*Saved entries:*
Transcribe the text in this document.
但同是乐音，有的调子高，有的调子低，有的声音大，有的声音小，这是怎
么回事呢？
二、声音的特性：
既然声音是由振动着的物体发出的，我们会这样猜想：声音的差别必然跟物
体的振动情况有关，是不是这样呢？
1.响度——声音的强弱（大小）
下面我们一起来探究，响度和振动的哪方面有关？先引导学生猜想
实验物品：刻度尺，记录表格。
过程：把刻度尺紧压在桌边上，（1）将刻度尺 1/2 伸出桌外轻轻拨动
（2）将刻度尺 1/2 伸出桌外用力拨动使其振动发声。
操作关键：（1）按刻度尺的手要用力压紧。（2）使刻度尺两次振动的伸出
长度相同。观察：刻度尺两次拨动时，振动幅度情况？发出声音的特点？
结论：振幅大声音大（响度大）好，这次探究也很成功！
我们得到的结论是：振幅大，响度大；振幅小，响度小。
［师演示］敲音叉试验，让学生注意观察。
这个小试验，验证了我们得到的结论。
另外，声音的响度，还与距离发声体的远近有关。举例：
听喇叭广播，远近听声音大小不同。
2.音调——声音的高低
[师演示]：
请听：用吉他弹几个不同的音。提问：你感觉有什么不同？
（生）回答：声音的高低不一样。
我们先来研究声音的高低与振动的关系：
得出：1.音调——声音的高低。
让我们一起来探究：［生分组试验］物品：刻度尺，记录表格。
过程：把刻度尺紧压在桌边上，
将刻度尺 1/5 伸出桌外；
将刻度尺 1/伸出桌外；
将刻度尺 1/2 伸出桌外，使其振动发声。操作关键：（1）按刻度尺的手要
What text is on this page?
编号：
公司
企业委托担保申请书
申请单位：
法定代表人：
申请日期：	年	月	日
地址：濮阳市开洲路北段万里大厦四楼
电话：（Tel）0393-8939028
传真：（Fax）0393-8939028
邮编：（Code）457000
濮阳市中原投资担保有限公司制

*WHAT NEEDS TO BE DONE:*
Consider the entries above and return each line with the string "记录表格".

*RESPONSE TO THE EXERCISE:*
实验物品：刻度尺，记录表格。
让我们一起来探究：［生分组试验］物品：刻度尺，记录表格。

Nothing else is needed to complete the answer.